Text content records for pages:
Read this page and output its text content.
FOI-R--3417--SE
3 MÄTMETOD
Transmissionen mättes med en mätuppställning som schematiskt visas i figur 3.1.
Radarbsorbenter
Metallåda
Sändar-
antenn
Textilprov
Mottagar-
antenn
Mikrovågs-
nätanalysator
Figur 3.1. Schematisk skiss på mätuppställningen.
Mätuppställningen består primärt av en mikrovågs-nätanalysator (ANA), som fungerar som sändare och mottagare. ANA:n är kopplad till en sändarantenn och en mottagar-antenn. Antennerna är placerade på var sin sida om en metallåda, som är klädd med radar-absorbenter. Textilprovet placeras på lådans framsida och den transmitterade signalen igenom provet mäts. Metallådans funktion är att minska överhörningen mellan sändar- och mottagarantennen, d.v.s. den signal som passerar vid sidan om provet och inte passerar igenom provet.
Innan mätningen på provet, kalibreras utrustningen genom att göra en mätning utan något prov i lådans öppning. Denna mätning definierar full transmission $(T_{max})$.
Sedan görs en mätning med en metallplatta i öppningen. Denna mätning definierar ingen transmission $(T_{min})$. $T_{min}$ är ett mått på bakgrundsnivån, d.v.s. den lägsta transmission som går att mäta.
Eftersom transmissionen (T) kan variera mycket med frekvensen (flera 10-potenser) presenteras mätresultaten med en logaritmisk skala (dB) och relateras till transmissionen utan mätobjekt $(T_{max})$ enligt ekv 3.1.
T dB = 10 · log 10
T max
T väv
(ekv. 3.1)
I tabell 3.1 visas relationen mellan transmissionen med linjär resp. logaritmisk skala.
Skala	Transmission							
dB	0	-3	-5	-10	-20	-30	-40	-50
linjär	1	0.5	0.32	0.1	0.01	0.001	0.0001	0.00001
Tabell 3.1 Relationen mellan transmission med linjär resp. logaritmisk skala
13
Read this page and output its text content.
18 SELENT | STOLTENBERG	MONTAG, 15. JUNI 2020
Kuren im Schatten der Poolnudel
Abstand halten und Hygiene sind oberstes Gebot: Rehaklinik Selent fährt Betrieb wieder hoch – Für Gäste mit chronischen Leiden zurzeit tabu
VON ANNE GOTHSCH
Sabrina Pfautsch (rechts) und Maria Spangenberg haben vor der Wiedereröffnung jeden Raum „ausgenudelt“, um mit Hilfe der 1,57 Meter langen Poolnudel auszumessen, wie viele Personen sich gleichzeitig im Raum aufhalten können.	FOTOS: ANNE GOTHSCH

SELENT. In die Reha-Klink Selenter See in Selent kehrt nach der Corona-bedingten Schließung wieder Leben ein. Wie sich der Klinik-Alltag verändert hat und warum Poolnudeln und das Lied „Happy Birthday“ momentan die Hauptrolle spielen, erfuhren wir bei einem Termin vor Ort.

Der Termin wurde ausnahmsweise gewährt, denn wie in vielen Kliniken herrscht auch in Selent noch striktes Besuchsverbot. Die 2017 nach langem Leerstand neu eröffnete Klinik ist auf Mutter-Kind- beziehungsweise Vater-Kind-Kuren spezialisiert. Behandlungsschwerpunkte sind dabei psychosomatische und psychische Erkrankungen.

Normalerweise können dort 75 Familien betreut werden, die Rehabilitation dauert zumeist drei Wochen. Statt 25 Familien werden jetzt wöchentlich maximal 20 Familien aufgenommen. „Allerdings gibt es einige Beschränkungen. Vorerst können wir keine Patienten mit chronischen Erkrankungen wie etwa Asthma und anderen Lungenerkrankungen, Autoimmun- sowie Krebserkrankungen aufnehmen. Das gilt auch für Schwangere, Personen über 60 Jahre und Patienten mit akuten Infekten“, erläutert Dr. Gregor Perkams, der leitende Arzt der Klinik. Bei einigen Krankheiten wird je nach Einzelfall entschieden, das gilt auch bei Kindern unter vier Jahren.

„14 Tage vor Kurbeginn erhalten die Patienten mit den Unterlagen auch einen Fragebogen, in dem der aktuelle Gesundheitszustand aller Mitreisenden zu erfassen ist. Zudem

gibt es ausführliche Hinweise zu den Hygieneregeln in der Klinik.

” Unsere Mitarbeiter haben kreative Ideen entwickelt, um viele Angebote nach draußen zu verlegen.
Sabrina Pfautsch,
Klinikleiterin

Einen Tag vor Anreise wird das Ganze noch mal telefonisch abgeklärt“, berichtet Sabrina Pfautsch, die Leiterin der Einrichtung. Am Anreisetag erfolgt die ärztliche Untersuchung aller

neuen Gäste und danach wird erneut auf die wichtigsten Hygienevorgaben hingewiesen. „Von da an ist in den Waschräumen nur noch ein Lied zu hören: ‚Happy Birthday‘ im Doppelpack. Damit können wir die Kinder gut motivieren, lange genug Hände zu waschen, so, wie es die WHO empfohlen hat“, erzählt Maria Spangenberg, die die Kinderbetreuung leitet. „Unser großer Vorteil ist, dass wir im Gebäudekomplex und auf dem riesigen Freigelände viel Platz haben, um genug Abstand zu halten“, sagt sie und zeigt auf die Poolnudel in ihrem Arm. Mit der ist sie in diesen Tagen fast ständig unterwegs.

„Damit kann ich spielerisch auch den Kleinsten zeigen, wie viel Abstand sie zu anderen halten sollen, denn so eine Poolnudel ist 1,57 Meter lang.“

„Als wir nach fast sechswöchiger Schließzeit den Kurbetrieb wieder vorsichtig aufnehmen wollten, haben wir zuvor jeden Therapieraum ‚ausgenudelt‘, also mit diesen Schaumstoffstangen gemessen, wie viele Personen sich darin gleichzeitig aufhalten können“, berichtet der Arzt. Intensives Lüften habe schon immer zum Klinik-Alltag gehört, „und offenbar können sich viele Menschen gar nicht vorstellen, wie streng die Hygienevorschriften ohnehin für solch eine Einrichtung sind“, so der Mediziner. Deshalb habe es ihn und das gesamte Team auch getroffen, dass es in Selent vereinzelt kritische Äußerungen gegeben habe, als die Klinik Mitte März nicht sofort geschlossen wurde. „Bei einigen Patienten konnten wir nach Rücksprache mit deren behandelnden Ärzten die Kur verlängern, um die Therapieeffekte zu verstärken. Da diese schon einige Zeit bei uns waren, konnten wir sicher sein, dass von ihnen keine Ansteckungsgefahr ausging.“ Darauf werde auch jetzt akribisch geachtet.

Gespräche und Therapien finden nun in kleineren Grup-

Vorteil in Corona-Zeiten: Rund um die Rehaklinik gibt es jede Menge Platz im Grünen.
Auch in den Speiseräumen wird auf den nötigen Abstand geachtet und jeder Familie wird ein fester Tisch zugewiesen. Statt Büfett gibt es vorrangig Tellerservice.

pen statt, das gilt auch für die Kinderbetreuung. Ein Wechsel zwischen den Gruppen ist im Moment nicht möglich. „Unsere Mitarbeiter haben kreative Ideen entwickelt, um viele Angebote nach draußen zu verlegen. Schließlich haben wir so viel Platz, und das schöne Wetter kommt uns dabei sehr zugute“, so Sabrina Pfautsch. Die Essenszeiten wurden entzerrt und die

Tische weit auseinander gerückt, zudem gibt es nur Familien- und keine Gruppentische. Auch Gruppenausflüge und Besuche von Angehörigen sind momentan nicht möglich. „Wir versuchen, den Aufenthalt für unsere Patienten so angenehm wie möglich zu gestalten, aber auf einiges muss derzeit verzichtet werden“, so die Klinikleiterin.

Exercise requirements -
Exactly as given, please retype all the entries.

Answer to the problem -
Read this page and output its text content.
FOI-R--3417--SE
3 MÄTMETOD
Transmissionen mättes med en mätuppställning som schematiskt visas i figur 3.1.
Radarbsorbenter
Metallåda
Sändar-
antenn
Textilprov
Mottagar-
antenn
Mikrovågs-
nätanalysator
Figur 3.1. Schematisk skiss på mätuppställningen.
Mätuppställningen består primärt av en mikrovågs-nätanalysator (ANA), som fungerar som sändare och mottagare. ANA:n är kopplad till en sändarantenn och en mottagar-antenn. Antennerna är placerade på var sin sida om en metallåda, som är klädd med radar-absorbenter. Textilprovet placeras på lådans framsida och den transmitterade signalen igenom provet mäts. Metallådans funktion är att minska överhörningen mellan sändar- och mottagarantennen, d.v.s. den signal som passerar vid sidan om provet och inte passerar igenom provet.
Innan mätningen på provet, kalibreras utrustningen genom att göra en mätning utan något prov i lådans öppning. Denna mätning definierar full transmission $(T_{max})$.
Sedan görs en mätning med en metallplatta i öppningen. Denna mätning definierar ingen transmission $(T_{min})$. $T_{min}$ är ett mått på bakgrundsnivån, d.v.s. den lägsta transmission som går att mäta.
Eftersom transmissionen (T) kan variera mycket med frekvensen (flera 10-potenser) presenteras mätresultaten med en logaritmisk skala (dB) och relateras till transmissionen utan mätobjekt $(T_{max})$ enligt ekv 3.1.
T dB = 10 · log 10
T max
T väv
(ekv. 3.1)
I tabell 3.1 visas relationen mellan transmissionen med linjär resp. logaritmisk skala.
Skala	Transmission							
dB	0	-3	-5	-10	-20	-30	-40	-50
linjär	1	0.5	0.32	0.1	0.01	0.001	0.0001	0.00001
Tabell 3.1 Relationen mellan transmission med linjär resp. logaritmisk skala
13
Read this page and output its text content.
18 SELENT | STOLTENBERG	MONTAG, 15. JUNI 2020
Kuren im Schatten der Poolnudel
Abstand halten und Hygiene sind oberstes Gebot: Rehaklinik Selent fährt Betrieb wieder hoch – Für Gäste mit chronischen Leiden zurzeit tabu
VON ANNE GOTHSCH
Sabrina Pfautsch (rechts) und Maria Spangenberg haben vor der Wiedereröffnung jeden Raum „ausgenudelt“, um mit Hilfe der 1,57 Meter langen Poolnudel auszumessen, wie viele Personen sich gleichzeitig im Raum aufhalten können.	FOTOS: ANNE GOTHSCH

SELENT. In die Reha-Klink Selenter See in Selent kehrt nach der Corona-bedingten Schließung wieder Leben ein. Wie sich der Klinik-Alltag verändert hat und warum Poolnudeln und das Lied „Happy Birthday“ momentan die Hauptrolle spielen, erfuhren wir bei einem Termin vor Ort.

Der Termin wurde ausnahmsweise gewährt, denn wie in vielen Kliniken herrscht auch in Selent noch striktes Besuchsverbot. Die 2017 nach langem Leerstand neu eröffnete Klinik ist auf Mutter-Kind- beziehungsweise Vater-Kind-Kuren spezialisiert. Behandlungsschwerpunkte sind dabei psychosomatische und psychische Erkrankungen.

Normalerweise können dort 75 Familien betreut werden, die Rehabilitation dauert zumeist drei Wochen. Statt 25 Familien werden jetzt wöchentlich maximal 20 Familien aufgenommen. „Allerdings gibt es einige Beschränkungen. Vorerst können wir keine Patienten mit chronischen Erkrankungen wie etwa Asthma und anderen Lungenerkrankungen, Autoimmun- sowie Krebserkrankungen aufnehmen. Das gilt auch für Schwangere, Personen über 60 Jahre und Patienten mit akuten Infekten“, erläutert Dr. Gregor Perkams, der leitende Arzt der Klinik. Bei einigen Krankheiten wird je nach Einzelfall entschieden, das gilt auch bei Kindern unter vier Jahren.

„14 Tage vor Kurbeginn erhalten die Patienten mit den Unterlagen auch einen Fragebogen, in dem der aktuelle Gesundheitszustand aller Mitreisenden zu erfassen ist. Zudem

gibt es ausführliche Hinweise zu den Hygieneregeln in der Klinik.

” Unsere Mitarbeiter haben kreative Ideen entwickelt, um viele Angebote nach draußen zu verlegen.
Sabrina Pfautsch,
Klinikleiterin

Einen Tag vor Anreise wird das Ganze noch mal telefonisch abgeklärt“, berichtet Sabrina Pfautsch, die Leiterin der Einrichtung. Am Anreisetag erfolgt die ärztliche Untersuchung aller

neuen Gäste und danach wird erneut auf die wichtigsten Hygienevorgaben hingewiesen. „Von da an ist in den Waschräumen nur noch ein Lied zu hören: ‚Happy Birthday‘ im Doppelpack. Damit können wir die Kinder gut motivieren, lange genug Hände zu waschen, so, wie es die WHO empfohlen hat“, erzählt Maria Spangenberg, die die Kinderbetreuung leitet. „Unser großer Vorteil ist, dass wir im Gebäudekomplex und auf dem riesigen Freigelände viel Platz haben, um genug Abstand zu halten“, sagt sie und zeigt auf die Poolnudel in ihrem Arm. Mit der ist sie in diesen Tagen fast ständig unterwegs.

„Damit kann ich spielerisch auch den Kleinsten zeigen, wie viel Abstand sie zu anderen halten sollen, denn so eine Poolnudel ist 1,57 Meter lang.“

„Als wir nach fast sechswöchiger Schließzeit den Kurbetrieb wieder vorsichtig aufnehmen wollten, haben wir zuvor jeden Therapieraum ‚ausgenudelt‘, also mit diesen Schaumstoffstangen gemessen, wie viele Personen sich darin gleichzeitig aufhalten können“, berichtet der Arzt. Intensives Lüften habe schon immer zum Klinik-Alltag gehört, „und offenbar können sich viele Menschen gar nicht vorstellen, wie streng die Hygienevorschriften ohnehin für solch eine Einrichtung sind“, so der Mediziner. Deshalb habe es ihn und das gesamte Team auch getroffen, dass es in Selent vereinzelt kritische Äußerungen gegeben habe, als die Klinik Mitte März nicht sofort geschlossen wurde. „Bei einigen Patienten konnten wir nach Rücksprache mit deren behandelnden Ärzten die Kur verlängern, um die Therapieeffekte zu verstärken. Da diese schon einige Zeit bei uns waren, konnten wir sicher sein, dass von ihnen keine Ansteckungsgefahr ausging.“ Darauf werde auch jetzt akribisch geachtet.

Gespräche und Therapien finden nun in kleineren Grup-

Vorteil in Corona-Zeiten: Rund um die Rehaklinik gibt es jede Menge Platz im Grünen.
Auch in den Speiseräumen wird auf den nötigen Abstand geachtet und jeder Familie wird ein fester Tisch zugewiesen. Statt Büfett gibt es vorrangig Tellerservice.

pen statt, das gilt auch für die Kinderbetreuung. Ein Wechsel zwischen den Gruppen ist im Moment nicht möglich. „Unsere Mitarbeiter haben kreative Ideen entwickelt, um viele Angebote nach draußen zu verlegen. Schließlich haben wir so viel Platz, und das schöne Wetter kommt uns dabei sehr zugute“, so Sabrina Pfautsch. Die Essenszeiten wurden entzerrt und die

Tische weit auseinander gerückt, zudem gibt es nur Familien- und keine Gruppentische. Auch Gruppenausflüge und Besuche von Angehörigen sind momentan nicht möglich. „Wir versuchen, den Aufenthalt für unsere Patienten so angenehm wie möglich zu gestalten, aber auf einiges muss derzeit verzichtet werden“, so die Klinikleiterin.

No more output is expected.